OBJECTIVE: Make an exact copy of all the records.

DATA SHOWN:
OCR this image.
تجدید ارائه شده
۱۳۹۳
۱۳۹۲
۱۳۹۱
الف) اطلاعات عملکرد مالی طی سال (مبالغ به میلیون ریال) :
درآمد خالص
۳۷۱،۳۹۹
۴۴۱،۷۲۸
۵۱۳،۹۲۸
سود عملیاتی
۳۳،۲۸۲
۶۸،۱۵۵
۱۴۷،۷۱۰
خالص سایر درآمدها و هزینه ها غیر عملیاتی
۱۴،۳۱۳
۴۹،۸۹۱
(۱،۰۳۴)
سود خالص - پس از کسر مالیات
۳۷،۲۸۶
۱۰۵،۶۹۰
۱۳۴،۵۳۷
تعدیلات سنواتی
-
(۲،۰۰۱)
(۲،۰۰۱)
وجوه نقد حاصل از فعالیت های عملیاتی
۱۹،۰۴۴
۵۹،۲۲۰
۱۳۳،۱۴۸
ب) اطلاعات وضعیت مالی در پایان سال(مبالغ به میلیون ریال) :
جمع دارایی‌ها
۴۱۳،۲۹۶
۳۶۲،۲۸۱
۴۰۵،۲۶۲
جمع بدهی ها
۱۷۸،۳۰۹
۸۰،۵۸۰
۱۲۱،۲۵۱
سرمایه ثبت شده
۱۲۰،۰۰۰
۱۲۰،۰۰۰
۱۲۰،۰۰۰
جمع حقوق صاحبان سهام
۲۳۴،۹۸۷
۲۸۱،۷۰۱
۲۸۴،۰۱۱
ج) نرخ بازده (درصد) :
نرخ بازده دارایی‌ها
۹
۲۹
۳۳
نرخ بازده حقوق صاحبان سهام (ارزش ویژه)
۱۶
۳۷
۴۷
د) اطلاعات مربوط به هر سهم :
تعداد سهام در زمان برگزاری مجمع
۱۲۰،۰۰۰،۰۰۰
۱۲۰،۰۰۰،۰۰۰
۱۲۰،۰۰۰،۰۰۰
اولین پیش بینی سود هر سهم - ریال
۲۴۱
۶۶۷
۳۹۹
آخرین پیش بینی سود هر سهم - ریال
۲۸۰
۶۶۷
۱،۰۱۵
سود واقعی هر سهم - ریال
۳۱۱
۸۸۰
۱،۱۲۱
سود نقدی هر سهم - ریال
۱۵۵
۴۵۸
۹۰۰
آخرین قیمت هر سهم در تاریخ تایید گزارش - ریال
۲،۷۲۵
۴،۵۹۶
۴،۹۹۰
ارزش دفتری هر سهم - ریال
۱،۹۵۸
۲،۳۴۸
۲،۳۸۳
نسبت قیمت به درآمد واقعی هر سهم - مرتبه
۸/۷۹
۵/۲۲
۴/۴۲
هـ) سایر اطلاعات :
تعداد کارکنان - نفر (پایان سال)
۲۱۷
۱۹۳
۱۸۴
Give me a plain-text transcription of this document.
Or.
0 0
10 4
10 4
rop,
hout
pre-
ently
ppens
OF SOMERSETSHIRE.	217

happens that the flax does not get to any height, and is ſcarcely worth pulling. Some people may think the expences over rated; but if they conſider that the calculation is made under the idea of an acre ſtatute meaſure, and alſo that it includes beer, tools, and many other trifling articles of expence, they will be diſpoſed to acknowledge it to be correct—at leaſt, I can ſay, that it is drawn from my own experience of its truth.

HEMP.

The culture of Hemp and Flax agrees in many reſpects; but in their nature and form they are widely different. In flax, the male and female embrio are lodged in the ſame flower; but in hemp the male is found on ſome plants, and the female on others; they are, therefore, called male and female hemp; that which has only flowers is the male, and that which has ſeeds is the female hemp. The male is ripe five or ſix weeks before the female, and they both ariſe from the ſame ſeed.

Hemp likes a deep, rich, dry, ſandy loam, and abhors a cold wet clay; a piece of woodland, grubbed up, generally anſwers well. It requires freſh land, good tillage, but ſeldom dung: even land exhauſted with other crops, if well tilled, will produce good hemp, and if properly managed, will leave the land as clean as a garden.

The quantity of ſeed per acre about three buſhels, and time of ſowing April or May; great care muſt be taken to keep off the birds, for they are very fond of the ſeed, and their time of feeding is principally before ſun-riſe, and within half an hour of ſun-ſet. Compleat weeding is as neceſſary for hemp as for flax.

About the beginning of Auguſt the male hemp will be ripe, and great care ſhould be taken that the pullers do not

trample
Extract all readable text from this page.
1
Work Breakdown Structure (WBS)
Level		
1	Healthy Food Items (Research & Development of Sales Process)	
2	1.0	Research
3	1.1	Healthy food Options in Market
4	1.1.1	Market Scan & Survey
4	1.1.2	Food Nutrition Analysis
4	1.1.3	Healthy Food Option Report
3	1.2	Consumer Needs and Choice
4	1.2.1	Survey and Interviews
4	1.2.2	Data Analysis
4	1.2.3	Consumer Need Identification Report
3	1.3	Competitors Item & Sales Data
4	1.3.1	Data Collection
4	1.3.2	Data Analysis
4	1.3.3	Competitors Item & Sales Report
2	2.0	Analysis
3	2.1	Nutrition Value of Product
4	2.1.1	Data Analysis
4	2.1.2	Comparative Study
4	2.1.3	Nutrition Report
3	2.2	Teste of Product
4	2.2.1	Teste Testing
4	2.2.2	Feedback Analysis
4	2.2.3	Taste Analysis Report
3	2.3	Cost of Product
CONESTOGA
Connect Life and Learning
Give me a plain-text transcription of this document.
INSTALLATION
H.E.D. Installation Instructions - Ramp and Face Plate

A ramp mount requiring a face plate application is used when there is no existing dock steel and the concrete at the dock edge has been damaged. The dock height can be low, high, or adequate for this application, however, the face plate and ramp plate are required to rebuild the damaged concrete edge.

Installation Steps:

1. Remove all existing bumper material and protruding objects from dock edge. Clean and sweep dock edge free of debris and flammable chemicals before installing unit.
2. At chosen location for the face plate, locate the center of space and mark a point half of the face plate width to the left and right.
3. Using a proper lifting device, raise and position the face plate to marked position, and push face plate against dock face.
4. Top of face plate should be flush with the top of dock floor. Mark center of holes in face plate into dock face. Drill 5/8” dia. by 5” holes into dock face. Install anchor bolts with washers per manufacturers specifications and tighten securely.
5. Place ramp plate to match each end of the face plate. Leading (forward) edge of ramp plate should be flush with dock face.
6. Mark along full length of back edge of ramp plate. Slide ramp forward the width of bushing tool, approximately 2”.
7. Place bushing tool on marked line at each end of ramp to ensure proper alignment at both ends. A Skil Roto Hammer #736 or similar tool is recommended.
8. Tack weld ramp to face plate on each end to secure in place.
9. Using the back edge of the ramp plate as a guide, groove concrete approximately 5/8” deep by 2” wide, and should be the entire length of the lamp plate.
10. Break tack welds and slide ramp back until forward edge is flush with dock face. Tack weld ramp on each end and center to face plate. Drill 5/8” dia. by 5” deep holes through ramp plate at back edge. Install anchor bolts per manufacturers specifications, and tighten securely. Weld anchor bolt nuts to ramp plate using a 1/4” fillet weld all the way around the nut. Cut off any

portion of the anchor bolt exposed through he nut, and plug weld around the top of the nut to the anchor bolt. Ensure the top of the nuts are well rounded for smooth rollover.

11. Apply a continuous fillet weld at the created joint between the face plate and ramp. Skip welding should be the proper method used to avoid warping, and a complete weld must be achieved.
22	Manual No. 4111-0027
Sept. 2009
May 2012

SOLVED PROBLEM:
OCR this image.
تجدید ارائه شده
۱۳۹۳
۱۳۹۲
۱۳۹۱
الف) اطلاعات عملکرد مالی طی سال (مبالغ به میلیون ریال) :
درآمد خالص
۳۷۱،۳۹۹
۴۴۱،۷۲۸
۵۱۳،۹۲۸
سود عملیاتی
۳۳،۲۸۲
۶۸،۱۵۵
۱۴۷،۷۱۰
خالص سایر درآمدها و هزینه ها غیر عملیاتی
۱۴،۳۱۳
۴۹،۸۹۱
(۱،۰۳۴)
سود خالص - پس از کسر مالیات
۳۷،۲۸۶
۱۰۵،۶۹۰
۱۳۴،۵۳۷
تعدیلات سنواتی
-
(۲،۰۰۱)
(۲،۰۰۱)
وجوه نقد حاصل از فعالیت های عملیاتی
۱۹،۰۴۴
۵۹،۲۲۰
۱۳۳،۱۴۸
ب) اطلاعات وضعیت مالی در پایان سال(مبالغ به میلیون ریال) :
جمع دارایی‌ها
۴۱۳،۲۹۶
۳۶۲،۲۸۱
۴۰۵،۲۶۲
جمع بدهی ها
۱۷۸،۳۰۹
۸۰،۵۸۰
۱۲۱،۲۵۱
سرمایه ثبت شده
۱۲۰،۰۰۰
۱۲۰،۰۰۰
۱۲۰،۰۰۰
جمع حقوق صاحبان سهام
۲۳۴،۹۸۷
۲۸۱،۷۰۱
۲۸۴،۰۱۱
ج) نرخ بازده (درصد) :
نرخ بازده دارایی‌ها
۹
۲۹
۳۳
نرخ بازده حقوق صاحبان سهام (ارزش ویژه)
۱۶
۳۷
۴۷
د) اطلاعات مربوط به هر سهم :
تعداد سهام در زمان برگزاری مجمع
۱۲۰،۰۰۰،۰۰۰
۱۲۰،۰۰۰،۰۰۰
۱۲۰،۰۰۰،۰۰۰
اولین پیش بینی سود هر سهم - ریال
۲۴۱
۶۶۷
۳۹۹
آخرین پیش بینی سود هر سهم - ریال
۲۸۰
۶۶۷
۱،۰۱۵
سود واقعی هر سهم - ریال
۳۱۱
۸۸۰
۱،۱۲۱
سود نقدی هر سهم - ریال
۱۵۵
۴۵۸
۹۰۰
آخرین قیمت هر سهم در تاریخ تایید گزارش - ریال
۲،۷۲۵
۴،۵۹۶
۴،۹۹۰
ارزش دفتری هر سهم - ریال
۱،۹۵۸
۲،۳۴۸
۲،۳۸۳
نسبت قیمت به درآمد واقعی هر سهم - مرتبه
۸/۷۹
۵/۲۲
۴/۴۲
هـ) سایر اطلاعات :
تعداد کارکنان - نفر (پایان سال)
۲۱۷
۱۹۳
۱۸۴
Give me a plain-text transcription of this document.
Or.
0 0
10 4
10 4
rop,
hout
pre-
ently
ppens
OF SOMERSETSHIRE.	217

happens that the flax does not get to any height, and is ſcarcely worth pulling. Some people may think the expences over rated; but if they conſider that the calculation is made under the idea of an acre ſtatute meaſure, and alſo that it includes beer, tools, and many other trifling articles of expence, they will be diſpoſed to acknowledge it to be correct—at leaſt, I can ſay, that it is drawn from my own experience of its truth.

HEMP.

The culture of Hemp and Flax agrees in many reſpects; but in their nature and form they are widely different. In flax, the male and female embrio are lodged in the ſame flower; but in hemp the male is found on ſome plants, and the female on others; they are, therefore, called male and female hemp; that which has only flowers is the male, and that which has ſeeds is the female hemp. The male is ripe five or ſix weeks before the female, and they both ariſe from the ſame ſeed.

Hemp likes a deep, rich, dry, ſandy loam, and abhors a cold wet clay; a piece of woodland, grubbed up, generally anſwers well. It requires freſh land, good tillage, but ſeldom dung: even land exhauſted with other crops, if well tilled, will produce good hemp, and if properly managed, will leave the land as clean as a garden.

The quantity of ſeed per acre about three buſhels, and time of ſowing April or May; great care muſt be taken to keep off the birds, for they are very fond of the ſeed, and their time of feeding is principally before ſun-riſe, and within half an hour of ſun-ſet. Compleat weeding is as neceſſary for hemp as for flax.

About the beginning of Auguſt the male hemp will be ripe, and great care ſhould be taken that the pullers do not

trample
Extract all readable text from this page.
1
Work Breakdown Structure (WBS)
Level		
1	Healthy Food Items (Research & Development of Sales Process)	
2	1.0	Research
3	1.1	Healthy food Options in Market
4	1.1.1	Market Scan & Survey
4	1.1.2	Food Nutrition Analysis
4	1.1.3	Healthy Food Option Report
3	1.2	Consumer Needs and Choice
4	1.2.1	Survey and Interviews
4	1.2.2	Data Analysis
4	1.2.3	Consumer Need Identification Report
3	1.3	Competitors Item & Sales Data
4	1.3.1	Data Collection
4	1.3.2	Data Analysis
4	1.3.3	Competitors Item & Sales Report
2	2.0	Analysis
3	2.1	Nutrition Value of Product
4	2.1.1	Data Analysis
4	2.1.2	Comparative Study
4	2.1.3	Nutrition Report
3	2.2	Teste of Product
4	2.2.1	Teste Testing
4	2.2.2	Feedback Analysis
4	2.2.3	Taste Analysis Report
3	2.3	Cost of Product
CONESTOGA
Connect Life and Learning
Give me a plain-text transcription of this document.
INSTALLATION
H.E.D. Installation Instructions - Ramp and Face Plate

A ramp mount requiring a face plate application is used when there is no existing dock steel and the concrete at the dock edge has been damaged. The dock height can be low, high, or adequate for this application, however, the face plate and ramp plate are required to rebuild the damaged concrete edge.

Installation Steps:

1. Remove all existing bumper material and protruding objects from dock edge. Clean and sweep dock edge free of debris and flammable chemicals before installing unit.
2. At chosen location for the face plate, locate the center of space and mark a point half of the face plate width to the left and right.
3. Using a proper lifting device, raise and position the face plate to marked position, and push face plate against dock face.
4. Top of face plate should be flush with the top of dock floor. Mark center of holes in face plate into dock face. Drill 5/8” dia. by 5” holes into dock face. Install anchor bolts with washers per manufacturers specifications and tighten securely.
5. Place ramp plate to match each end of the face plate. Leading (forward) edge of ramp plate should be flush with dock face.
6. Mark along full length of back edge of ramp plate. Slide ramp forward the width of bushing tool, approximately 2”.
7. Place bushing tool on marked line at each end of ramp to ensure proper alignment at both ends. A Skil Roto Hammer #736 or similar tool is recommended.
8. Tack weld ramp to face plate on each end to secure in place.
9. Using the back edge of the ramp plate as a guide, groove concrete approximately 5/8” deep by 2” wide, and should be the entire length of the lamp plate.
10. Break tack welds and slide ramp back until forward edge is flush with dock face. Tack weld ramp on each end and center to face plate. Drill 5/8” dia. by 5” deep holes through ramp plate at back edge. Install anchor bolts per manufacturers specifications, and tighten securely. Weld anchor bolt nuts to ramp plate using a 1/4” fillet weld all the way around the nut. Cut off any

portion of the anchor bolt exposed through he nut, and plug weld around the top of the nut to the anchor bolt. Ensure the top of the nuts are well rounded for smooth rollover.

11. Apply a continuous fillet weld at the created joint between the face plate and ramp. Skip welding should be the proper method used to avoid warping, and a complete weld must be achieved.
22	Manual No. 4111-0027
Sept. 2009
May 2012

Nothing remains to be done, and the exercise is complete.